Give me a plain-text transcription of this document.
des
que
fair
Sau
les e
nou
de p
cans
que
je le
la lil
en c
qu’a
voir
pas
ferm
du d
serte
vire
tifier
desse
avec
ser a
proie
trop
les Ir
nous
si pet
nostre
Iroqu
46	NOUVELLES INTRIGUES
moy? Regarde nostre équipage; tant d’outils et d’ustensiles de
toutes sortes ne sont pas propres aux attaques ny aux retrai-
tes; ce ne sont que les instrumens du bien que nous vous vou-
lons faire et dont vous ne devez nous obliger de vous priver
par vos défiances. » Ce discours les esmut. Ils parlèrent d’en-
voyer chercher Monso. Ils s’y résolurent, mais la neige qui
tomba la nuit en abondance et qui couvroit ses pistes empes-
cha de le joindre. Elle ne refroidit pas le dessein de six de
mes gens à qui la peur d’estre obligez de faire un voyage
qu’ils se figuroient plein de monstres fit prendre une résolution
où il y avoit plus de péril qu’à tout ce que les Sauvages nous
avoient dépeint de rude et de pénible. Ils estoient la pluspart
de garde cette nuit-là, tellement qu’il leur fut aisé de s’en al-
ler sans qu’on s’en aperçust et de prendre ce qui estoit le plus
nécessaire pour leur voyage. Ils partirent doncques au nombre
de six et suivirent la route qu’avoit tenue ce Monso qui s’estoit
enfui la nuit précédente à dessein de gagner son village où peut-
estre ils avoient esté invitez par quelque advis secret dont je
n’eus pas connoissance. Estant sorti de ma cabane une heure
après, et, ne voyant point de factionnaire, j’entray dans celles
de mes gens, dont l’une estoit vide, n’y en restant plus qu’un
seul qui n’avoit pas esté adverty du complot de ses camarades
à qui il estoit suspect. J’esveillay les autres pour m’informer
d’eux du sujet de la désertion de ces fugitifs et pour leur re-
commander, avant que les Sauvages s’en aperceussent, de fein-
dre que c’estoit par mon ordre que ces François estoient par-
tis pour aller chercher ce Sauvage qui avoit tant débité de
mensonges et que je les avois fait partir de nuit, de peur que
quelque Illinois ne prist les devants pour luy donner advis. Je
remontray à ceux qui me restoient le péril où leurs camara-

=======

Count how many lines above include the word "estre" and answer with that figure only.

2